## Material provided:
•••••

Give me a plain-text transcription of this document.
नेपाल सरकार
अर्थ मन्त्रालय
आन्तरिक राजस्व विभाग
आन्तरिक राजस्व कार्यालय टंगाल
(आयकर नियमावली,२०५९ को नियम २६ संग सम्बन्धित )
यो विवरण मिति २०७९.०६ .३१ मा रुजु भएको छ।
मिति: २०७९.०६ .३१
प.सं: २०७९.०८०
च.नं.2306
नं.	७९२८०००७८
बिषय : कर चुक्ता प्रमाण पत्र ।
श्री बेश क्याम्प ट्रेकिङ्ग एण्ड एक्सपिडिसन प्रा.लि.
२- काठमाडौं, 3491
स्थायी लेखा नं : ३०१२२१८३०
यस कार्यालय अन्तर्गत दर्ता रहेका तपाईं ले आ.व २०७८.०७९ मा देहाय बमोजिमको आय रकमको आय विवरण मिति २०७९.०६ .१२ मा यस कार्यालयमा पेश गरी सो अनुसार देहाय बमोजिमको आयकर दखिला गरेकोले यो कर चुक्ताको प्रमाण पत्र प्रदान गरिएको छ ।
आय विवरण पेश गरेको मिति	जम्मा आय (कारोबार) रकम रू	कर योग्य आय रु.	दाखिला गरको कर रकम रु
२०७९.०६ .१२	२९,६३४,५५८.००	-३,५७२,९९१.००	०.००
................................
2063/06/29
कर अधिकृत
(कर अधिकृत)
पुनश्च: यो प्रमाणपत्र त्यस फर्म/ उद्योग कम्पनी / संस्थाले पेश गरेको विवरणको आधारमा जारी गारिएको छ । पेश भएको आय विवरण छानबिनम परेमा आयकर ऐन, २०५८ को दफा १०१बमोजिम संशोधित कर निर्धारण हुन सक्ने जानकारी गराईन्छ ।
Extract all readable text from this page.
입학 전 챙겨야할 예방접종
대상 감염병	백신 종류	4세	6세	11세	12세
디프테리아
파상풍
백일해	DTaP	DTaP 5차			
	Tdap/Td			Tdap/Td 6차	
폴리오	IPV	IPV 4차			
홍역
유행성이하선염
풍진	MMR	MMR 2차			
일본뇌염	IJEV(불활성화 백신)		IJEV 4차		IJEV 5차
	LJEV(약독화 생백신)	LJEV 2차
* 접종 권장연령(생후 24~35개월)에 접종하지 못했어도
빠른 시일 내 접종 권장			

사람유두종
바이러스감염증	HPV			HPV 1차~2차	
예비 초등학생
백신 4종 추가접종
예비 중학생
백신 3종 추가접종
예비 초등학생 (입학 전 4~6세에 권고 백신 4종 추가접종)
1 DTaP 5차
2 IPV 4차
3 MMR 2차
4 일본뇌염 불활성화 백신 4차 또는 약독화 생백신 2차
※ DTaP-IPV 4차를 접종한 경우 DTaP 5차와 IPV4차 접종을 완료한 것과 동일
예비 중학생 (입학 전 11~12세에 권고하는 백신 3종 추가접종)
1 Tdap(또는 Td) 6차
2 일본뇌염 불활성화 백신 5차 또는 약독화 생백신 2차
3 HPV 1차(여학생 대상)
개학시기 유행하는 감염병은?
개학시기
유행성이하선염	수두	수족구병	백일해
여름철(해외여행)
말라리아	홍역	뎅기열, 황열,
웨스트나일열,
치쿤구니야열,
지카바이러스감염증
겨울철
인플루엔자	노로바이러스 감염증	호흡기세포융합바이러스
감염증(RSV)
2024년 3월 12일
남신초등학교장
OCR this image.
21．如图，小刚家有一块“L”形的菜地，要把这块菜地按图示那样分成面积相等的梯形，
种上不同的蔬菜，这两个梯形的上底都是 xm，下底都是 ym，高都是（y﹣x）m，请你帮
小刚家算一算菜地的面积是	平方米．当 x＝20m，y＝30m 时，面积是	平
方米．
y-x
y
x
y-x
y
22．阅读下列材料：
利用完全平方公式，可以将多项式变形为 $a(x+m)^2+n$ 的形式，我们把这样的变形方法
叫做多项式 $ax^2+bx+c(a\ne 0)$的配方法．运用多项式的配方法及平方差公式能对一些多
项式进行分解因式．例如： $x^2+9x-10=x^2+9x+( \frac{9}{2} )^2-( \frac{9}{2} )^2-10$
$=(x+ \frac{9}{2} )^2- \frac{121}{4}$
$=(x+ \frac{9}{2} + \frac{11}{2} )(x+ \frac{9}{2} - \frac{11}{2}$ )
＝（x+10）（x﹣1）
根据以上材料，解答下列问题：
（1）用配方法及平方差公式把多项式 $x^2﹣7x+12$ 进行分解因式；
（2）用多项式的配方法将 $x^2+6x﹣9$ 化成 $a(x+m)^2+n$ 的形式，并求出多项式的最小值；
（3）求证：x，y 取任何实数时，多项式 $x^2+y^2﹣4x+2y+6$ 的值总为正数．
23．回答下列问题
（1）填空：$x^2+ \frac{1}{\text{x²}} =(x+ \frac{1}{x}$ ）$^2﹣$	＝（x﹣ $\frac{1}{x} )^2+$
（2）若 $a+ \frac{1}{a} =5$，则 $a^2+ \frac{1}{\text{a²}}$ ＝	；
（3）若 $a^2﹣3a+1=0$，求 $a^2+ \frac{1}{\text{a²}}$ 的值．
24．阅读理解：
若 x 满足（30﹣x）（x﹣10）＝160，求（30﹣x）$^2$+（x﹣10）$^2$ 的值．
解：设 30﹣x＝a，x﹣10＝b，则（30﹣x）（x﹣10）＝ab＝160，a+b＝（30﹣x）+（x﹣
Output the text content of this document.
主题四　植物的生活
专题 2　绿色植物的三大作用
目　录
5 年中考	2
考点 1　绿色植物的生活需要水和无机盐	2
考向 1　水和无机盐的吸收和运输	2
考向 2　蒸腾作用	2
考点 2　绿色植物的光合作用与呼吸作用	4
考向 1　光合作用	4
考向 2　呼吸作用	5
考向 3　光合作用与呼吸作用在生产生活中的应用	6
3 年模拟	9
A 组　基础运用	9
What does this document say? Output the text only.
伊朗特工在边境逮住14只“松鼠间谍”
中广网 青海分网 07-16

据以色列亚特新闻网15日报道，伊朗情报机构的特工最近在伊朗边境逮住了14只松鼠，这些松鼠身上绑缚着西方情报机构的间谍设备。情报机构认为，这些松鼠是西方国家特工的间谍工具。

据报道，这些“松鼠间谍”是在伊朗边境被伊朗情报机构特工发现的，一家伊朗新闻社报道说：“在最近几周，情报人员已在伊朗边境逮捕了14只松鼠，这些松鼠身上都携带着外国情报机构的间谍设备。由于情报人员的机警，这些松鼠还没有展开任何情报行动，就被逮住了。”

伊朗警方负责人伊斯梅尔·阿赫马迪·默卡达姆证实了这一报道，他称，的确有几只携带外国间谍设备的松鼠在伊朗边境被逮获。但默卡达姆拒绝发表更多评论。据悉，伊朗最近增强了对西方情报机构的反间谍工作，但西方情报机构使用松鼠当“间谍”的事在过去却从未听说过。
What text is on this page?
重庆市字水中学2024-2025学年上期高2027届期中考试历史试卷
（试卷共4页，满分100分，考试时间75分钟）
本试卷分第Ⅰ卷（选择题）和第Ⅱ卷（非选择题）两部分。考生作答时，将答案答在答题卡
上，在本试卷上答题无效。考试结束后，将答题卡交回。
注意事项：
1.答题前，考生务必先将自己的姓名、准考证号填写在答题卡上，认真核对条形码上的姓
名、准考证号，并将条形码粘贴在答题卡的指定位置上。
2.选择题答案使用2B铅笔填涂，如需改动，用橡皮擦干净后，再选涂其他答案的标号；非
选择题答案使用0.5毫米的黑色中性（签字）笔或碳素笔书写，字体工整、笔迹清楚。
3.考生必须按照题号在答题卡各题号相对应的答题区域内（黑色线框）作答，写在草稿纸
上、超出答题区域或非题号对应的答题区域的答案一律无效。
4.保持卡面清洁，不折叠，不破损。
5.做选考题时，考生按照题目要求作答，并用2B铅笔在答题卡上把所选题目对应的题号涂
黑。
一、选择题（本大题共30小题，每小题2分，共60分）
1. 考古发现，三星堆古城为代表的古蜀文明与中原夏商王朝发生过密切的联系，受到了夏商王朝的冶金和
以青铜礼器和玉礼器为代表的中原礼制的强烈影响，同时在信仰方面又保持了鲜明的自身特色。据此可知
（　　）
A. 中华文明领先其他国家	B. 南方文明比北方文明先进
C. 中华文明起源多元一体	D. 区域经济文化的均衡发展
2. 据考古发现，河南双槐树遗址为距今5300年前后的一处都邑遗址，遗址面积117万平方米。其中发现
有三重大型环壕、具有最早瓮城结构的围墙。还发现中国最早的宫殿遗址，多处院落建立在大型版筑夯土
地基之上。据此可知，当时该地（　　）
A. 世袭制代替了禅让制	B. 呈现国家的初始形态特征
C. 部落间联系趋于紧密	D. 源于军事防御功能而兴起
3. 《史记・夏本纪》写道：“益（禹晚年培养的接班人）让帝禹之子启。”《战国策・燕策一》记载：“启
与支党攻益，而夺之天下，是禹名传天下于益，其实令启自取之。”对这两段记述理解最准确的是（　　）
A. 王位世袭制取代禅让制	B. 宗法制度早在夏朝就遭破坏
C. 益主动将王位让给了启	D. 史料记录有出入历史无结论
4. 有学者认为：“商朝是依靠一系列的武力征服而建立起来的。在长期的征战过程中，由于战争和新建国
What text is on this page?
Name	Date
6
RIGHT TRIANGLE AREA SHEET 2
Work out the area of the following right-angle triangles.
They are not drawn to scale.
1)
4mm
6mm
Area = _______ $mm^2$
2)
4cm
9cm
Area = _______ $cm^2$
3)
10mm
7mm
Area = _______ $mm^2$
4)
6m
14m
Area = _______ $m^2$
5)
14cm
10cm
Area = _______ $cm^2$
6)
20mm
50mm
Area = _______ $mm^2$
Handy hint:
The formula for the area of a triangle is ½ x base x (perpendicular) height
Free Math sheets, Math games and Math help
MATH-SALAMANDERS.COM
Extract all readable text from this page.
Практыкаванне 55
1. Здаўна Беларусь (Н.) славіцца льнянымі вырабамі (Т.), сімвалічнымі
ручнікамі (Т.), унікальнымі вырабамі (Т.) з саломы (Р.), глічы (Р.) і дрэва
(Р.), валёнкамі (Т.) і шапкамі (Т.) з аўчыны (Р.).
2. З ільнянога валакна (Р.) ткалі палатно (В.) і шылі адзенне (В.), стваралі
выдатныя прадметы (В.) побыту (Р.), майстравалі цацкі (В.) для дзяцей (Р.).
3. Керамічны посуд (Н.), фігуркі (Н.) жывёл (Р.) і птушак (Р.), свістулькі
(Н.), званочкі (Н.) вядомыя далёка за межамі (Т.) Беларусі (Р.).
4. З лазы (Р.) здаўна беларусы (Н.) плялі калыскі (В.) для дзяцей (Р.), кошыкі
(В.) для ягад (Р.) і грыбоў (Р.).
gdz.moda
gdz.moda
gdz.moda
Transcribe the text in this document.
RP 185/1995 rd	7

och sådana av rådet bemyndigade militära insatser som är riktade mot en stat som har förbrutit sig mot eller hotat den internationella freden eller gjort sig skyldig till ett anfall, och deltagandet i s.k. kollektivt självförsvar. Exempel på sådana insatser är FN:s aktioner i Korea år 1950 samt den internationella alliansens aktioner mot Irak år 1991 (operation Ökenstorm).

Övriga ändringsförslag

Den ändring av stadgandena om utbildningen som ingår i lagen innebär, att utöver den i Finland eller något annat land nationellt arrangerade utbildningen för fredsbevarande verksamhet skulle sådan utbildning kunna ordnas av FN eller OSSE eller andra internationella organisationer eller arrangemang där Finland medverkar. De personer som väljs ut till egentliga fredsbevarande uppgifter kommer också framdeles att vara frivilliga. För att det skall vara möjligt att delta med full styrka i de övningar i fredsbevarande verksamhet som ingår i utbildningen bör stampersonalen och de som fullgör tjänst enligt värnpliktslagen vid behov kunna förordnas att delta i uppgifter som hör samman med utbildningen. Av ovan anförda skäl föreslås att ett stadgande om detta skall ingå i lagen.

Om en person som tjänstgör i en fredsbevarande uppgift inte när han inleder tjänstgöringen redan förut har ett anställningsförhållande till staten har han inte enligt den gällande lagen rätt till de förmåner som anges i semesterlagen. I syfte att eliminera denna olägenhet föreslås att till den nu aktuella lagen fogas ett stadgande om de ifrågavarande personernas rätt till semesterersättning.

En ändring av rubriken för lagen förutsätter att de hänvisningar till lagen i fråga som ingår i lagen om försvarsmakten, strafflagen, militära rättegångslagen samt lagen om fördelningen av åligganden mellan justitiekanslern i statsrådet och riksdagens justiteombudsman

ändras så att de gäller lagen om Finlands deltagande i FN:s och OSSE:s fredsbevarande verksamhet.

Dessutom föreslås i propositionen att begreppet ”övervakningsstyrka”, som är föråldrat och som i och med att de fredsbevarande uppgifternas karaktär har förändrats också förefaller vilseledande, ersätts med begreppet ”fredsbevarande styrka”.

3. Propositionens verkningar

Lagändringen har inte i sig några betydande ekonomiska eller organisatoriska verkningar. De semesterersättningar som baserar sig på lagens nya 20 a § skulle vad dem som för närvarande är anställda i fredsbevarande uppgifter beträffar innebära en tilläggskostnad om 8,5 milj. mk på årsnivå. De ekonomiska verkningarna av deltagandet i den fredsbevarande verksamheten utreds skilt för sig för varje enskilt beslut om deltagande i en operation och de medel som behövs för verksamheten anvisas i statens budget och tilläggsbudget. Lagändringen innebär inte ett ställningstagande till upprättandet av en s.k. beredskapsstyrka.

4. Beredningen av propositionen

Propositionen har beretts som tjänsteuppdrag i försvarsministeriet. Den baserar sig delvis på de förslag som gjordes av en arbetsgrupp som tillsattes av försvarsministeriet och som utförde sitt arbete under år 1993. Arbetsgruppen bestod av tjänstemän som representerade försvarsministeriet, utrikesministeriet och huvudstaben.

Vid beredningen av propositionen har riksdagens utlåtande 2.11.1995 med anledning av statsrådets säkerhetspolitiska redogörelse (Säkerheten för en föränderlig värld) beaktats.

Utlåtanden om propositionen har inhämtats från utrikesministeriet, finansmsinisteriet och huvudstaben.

•••••

Ascertain the number of lines in the entries that include the word "дзяцей", and report only that number.

2